Of the lines in the listing, how many include the string "FAQs"? Write the number and nothing else.

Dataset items
————————

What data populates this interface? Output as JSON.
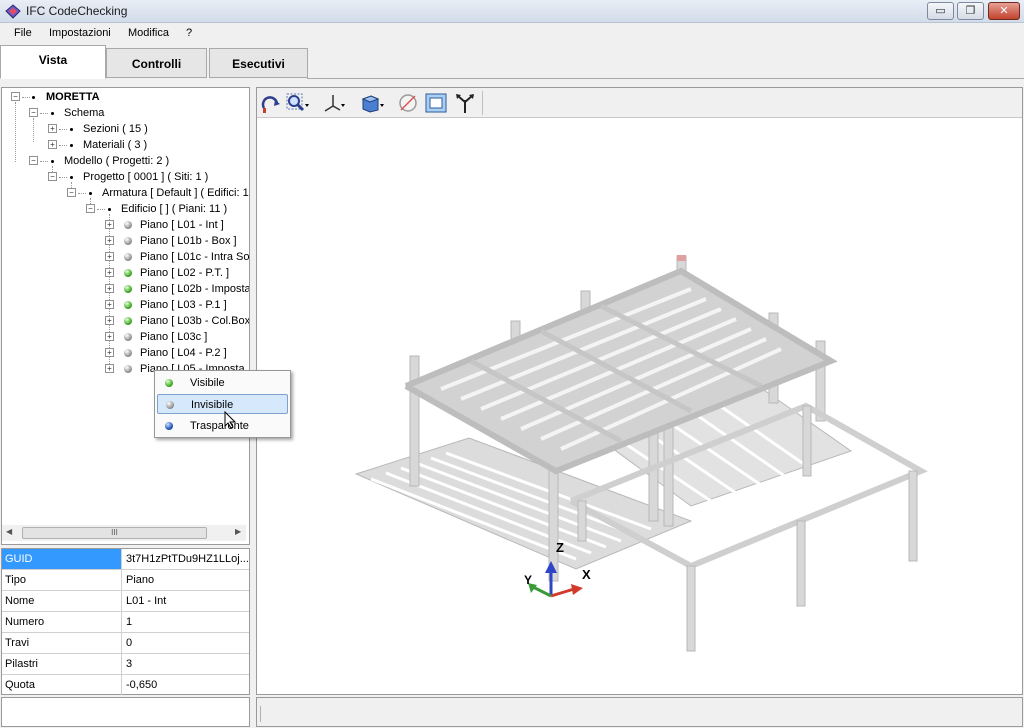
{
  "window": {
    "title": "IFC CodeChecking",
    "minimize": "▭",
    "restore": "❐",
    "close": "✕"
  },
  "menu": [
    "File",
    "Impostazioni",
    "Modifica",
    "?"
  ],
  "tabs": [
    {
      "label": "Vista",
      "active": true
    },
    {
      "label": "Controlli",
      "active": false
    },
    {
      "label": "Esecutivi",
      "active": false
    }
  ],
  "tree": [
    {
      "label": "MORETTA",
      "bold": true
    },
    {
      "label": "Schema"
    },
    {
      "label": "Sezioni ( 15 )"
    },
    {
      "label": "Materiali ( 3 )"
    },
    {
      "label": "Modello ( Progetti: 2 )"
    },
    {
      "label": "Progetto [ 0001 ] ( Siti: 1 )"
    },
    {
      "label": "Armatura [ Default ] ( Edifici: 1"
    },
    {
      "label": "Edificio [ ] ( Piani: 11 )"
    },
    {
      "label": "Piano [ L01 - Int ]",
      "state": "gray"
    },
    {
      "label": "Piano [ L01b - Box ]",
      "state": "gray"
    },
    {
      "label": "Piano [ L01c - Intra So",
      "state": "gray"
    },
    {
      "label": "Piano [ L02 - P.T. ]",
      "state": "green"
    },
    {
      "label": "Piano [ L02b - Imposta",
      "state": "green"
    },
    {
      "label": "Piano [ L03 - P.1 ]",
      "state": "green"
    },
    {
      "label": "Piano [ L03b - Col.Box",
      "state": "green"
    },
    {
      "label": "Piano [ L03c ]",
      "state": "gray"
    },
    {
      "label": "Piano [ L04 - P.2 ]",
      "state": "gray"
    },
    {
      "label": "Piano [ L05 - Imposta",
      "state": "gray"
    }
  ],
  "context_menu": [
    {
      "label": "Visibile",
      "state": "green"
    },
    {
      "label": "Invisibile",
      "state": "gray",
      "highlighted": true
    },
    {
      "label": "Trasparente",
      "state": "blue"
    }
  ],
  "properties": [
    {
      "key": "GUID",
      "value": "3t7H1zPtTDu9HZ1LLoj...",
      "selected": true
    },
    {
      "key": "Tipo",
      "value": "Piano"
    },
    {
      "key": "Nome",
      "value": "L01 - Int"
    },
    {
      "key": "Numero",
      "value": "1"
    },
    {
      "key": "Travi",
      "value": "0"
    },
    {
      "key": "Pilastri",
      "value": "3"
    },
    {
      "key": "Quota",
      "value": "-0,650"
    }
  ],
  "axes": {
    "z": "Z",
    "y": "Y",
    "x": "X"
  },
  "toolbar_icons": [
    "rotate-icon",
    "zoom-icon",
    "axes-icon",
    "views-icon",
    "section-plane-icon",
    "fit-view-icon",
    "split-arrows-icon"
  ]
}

————————

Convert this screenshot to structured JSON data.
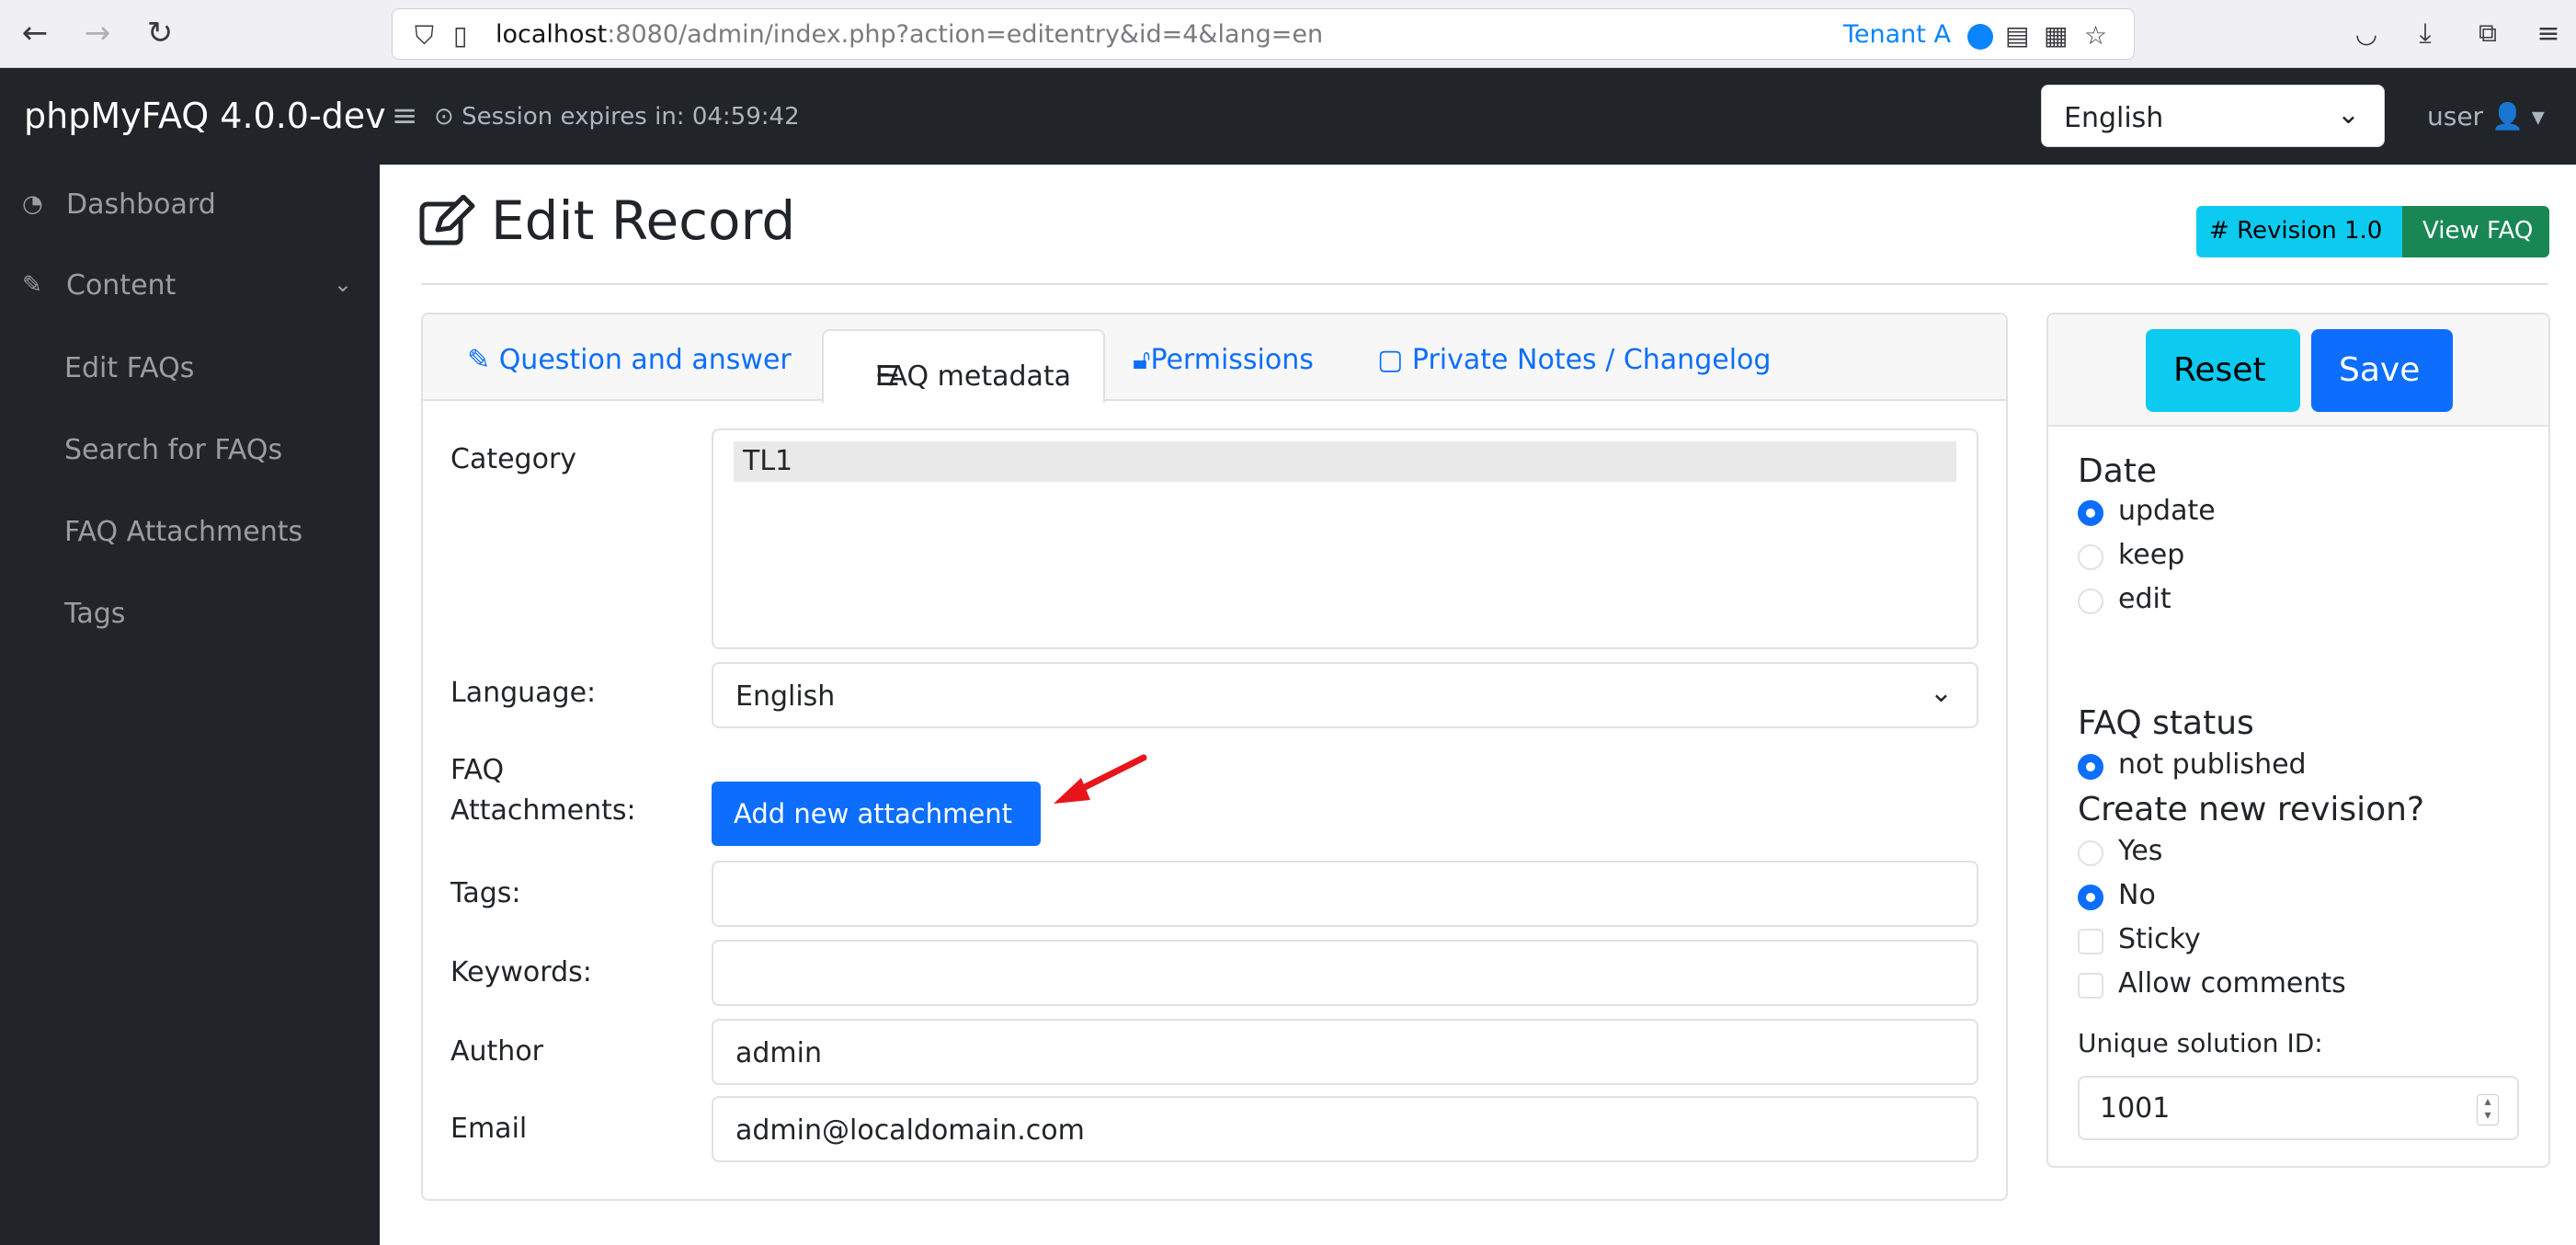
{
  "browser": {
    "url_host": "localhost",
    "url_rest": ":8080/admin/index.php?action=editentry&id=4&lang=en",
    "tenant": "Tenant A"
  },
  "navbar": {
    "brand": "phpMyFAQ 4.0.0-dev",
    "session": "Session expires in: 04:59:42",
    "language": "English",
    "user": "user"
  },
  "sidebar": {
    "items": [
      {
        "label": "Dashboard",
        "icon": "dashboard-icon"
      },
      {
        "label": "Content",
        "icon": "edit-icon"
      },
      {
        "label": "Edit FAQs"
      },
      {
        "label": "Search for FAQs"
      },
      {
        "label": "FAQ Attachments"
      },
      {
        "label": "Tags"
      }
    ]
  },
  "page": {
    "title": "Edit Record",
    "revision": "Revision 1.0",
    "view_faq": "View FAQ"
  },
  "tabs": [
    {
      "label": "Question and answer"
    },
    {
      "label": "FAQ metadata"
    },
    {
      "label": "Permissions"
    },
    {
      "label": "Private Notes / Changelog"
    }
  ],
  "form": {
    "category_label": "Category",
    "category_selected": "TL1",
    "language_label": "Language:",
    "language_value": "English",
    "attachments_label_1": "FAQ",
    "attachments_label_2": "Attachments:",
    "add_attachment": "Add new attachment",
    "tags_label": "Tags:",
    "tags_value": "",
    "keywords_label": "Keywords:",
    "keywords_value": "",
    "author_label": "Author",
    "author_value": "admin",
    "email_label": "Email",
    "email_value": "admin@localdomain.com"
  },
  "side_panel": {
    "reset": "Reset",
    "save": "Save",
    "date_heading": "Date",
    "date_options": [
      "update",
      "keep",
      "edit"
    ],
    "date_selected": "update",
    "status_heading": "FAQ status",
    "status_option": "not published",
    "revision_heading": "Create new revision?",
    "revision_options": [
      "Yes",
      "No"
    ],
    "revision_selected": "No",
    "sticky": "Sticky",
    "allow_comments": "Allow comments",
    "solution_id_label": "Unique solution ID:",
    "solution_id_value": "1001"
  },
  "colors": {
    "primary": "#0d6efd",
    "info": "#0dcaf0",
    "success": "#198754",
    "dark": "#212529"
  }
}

————————

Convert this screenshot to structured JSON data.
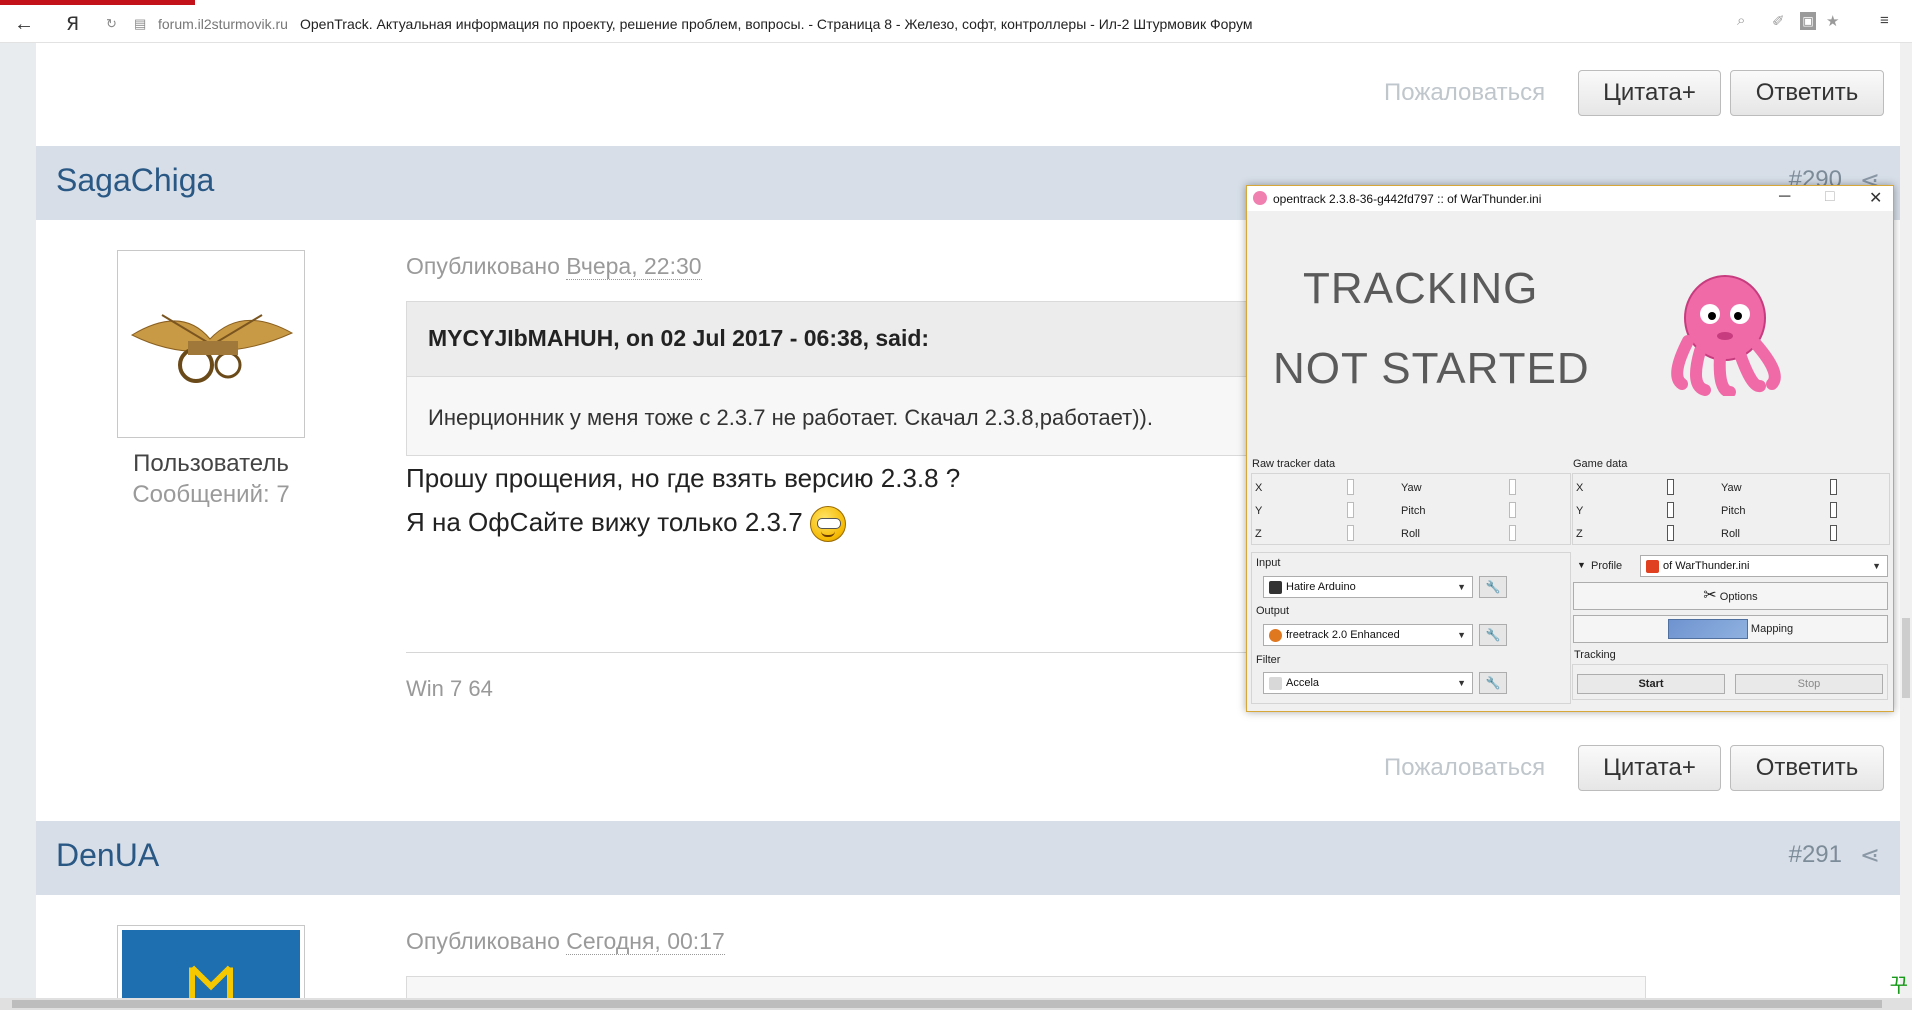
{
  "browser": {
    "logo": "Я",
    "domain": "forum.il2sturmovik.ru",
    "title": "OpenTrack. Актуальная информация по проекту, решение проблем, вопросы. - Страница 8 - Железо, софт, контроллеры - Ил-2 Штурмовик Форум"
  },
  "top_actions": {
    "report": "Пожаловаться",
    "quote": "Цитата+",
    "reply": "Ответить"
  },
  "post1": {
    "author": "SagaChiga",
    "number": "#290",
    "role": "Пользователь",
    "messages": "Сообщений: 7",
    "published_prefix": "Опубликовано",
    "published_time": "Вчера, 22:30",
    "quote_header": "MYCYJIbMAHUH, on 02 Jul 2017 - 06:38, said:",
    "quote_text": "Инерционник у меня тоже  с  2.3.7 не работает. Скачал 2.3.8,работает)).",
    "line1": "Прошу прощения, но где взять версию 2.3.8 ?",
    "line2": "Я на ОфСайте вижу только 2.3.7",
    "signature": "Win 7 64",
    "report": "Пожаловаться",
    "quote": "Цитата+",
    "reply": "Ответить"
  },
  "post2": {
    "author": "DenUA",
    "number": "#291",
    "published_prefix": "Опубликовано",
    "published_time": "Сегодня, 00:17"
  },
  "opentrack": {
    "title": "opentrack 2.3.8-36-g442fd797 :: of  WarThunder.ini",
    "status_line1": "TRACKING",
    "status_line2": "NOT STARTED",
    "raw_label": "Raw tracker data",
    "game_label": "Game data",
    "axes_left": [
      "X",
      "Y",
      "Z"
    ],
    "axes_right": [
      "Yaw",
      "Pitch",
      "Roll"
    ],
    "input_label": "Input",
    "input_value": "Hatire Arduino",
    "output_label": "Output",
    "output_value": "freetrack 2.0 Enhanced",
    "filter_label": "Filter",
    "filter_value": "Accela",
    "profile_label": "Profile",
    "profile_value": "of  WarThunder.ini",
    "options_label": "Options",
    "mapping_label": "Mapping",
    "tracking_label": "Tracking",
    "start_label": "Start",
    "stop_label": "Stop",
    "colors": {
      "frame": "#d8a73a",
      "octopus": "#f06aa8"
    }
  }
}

————————

Written reply -
2